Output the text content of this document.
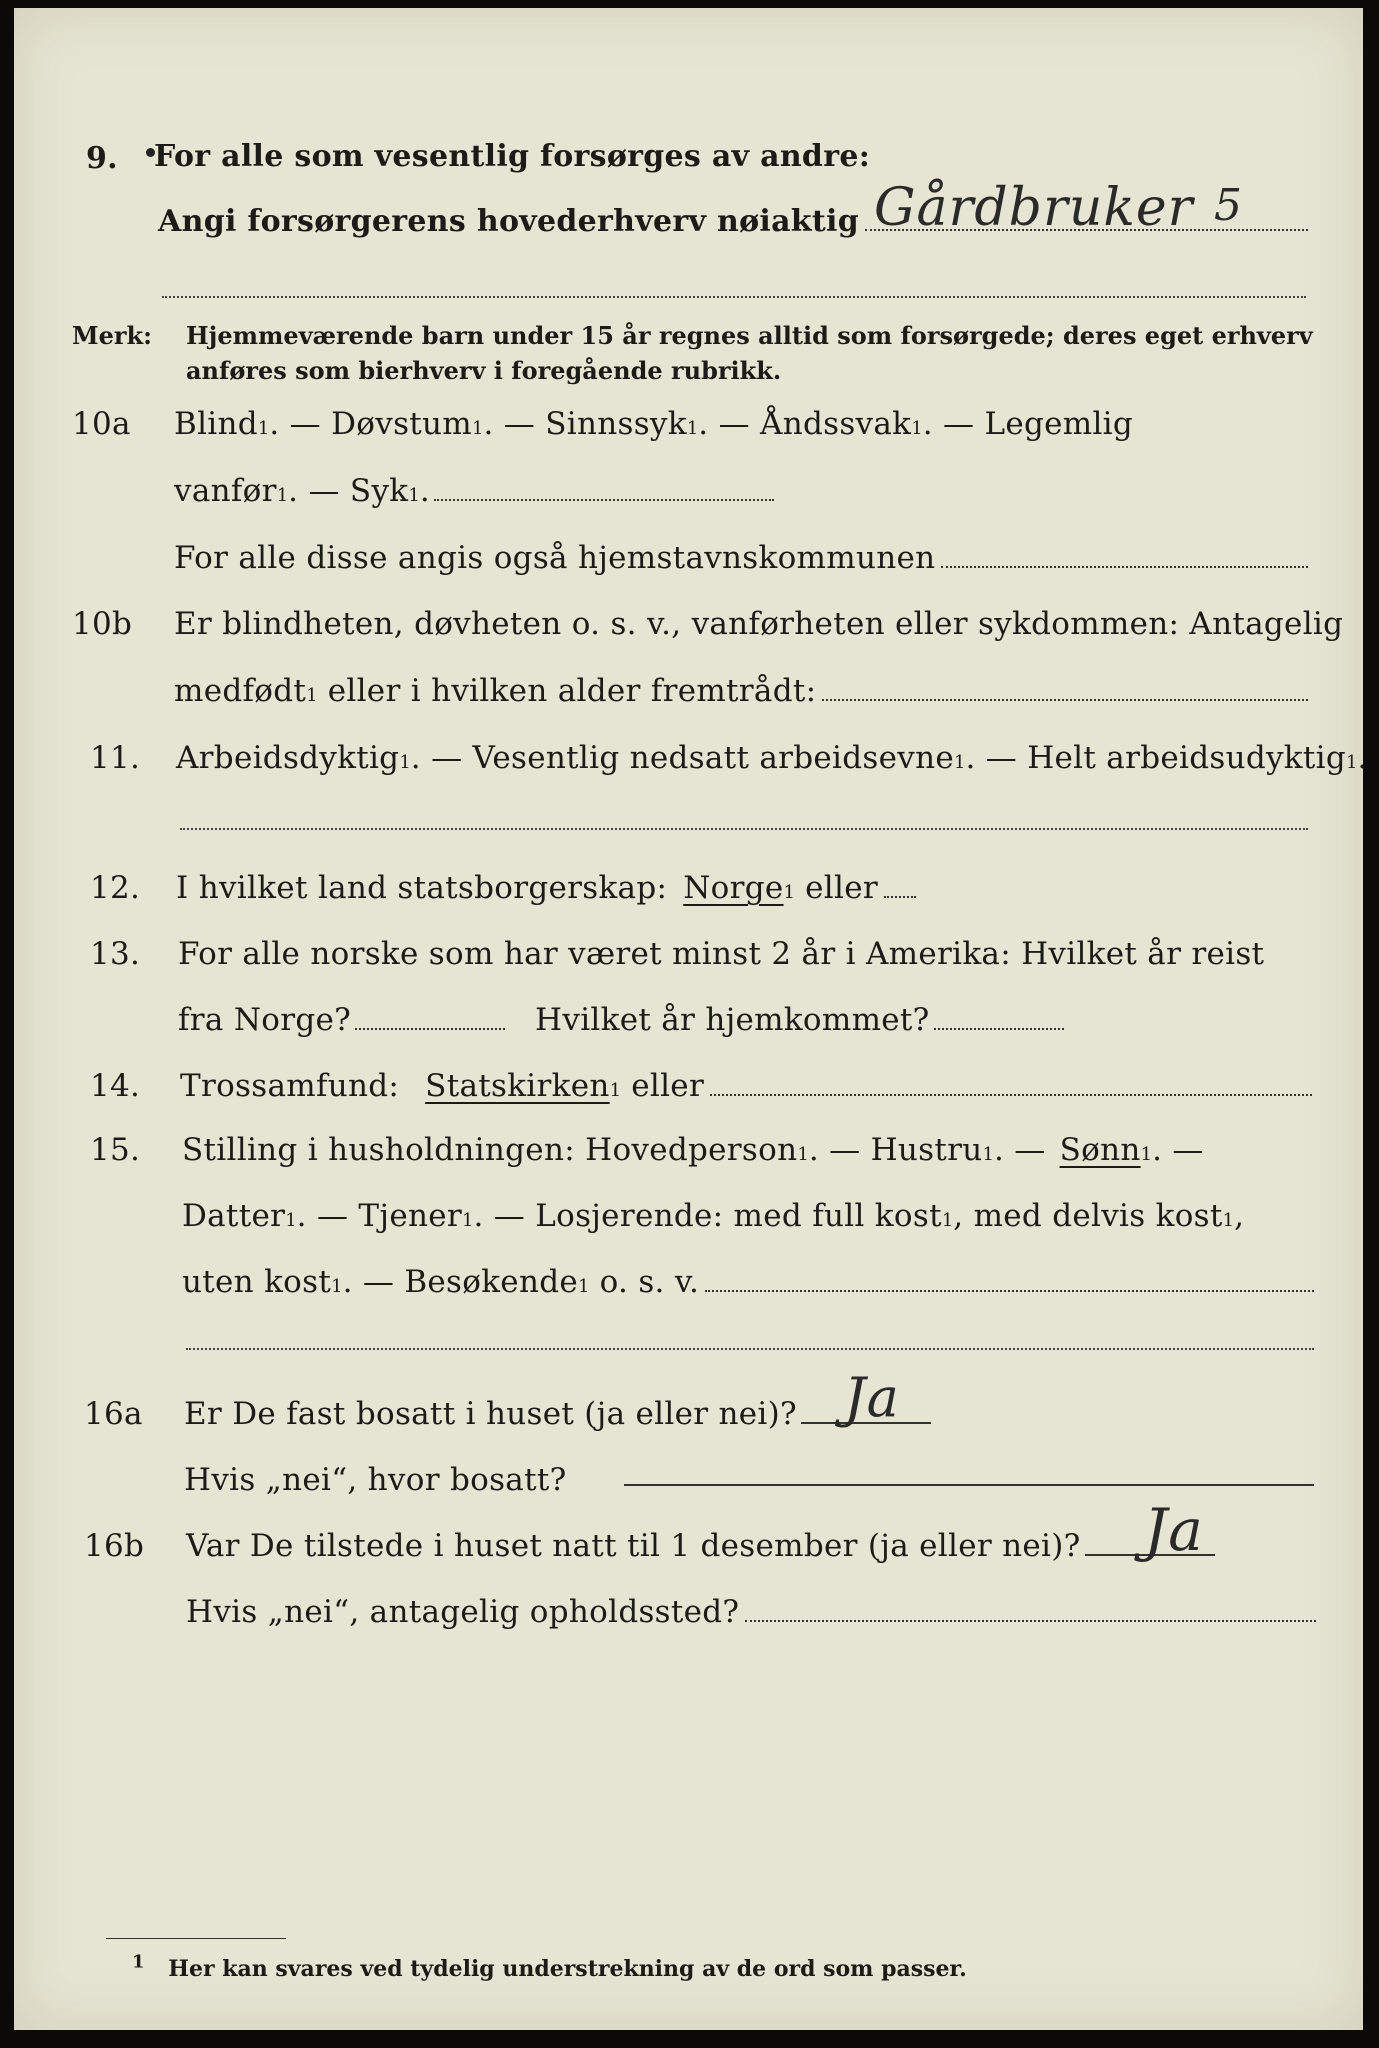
9. For alle som vesentlig forsørges av andre:
Angi forsørgerens hovederhverv nøiaktig Gårdbruker 5
Merk: Hjemmeværende barn under 15 år regnes alltid som forsørgede; deres eget erhverv
anføres som bierhverv i foregående rubrikk.
10a Blind 1 . — Døvstum 1 . — Sinnssyk 1 . — Åndssvak 1 . — Legemlig
vanfør 1 . — Syk 1 .
For alle disse angis også hjemstavnskommunen
10b Er blindheten, døvheten o. s. v., vanførheten eller sykdommen: Antagelig
medfødt 1 eller i hvilken alder fremtrådt:
11. Arbeidsdyktig 1 . — Vesentlig nedsatt arbeidsevne 1 . — Helt arbeidsudyktig 1 .
12. I hvilket land statsborgerskap: Norge 1 eller
13. For alle norske som har været minst 2 år i Amerika: Hvilket år reist
fra Norge?	Hvilket år hjemkommet?
14. Trossamfund: Statskirken 1 eller
15. Stilling i husholdningen: Hovedperson 1 . — Hustru 1 . — Sønn 1 . —
Datter 1 . — Tjener 1 . — Losjerende: med full kost 1 , med delvis kost 1 ,
uten kost 1 . — Besøkende 1 o. s. v.
16a Er De fast bosatt i huset (ja eller nei)? Ja
Hvis „nei“, hvor bosatt?
16b Var De tilstede i huset natt til 1 desember (ja eller nei)? Ja
Hvis „nei“, antagelig opholdssted?
$^1$ Her kan svares ved tydelig understrekning av de ord som passer.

• **DO THIS**: Lines containing "kost" are to be counted. State the total and add nothing.

• **FINAL RESULT**: 2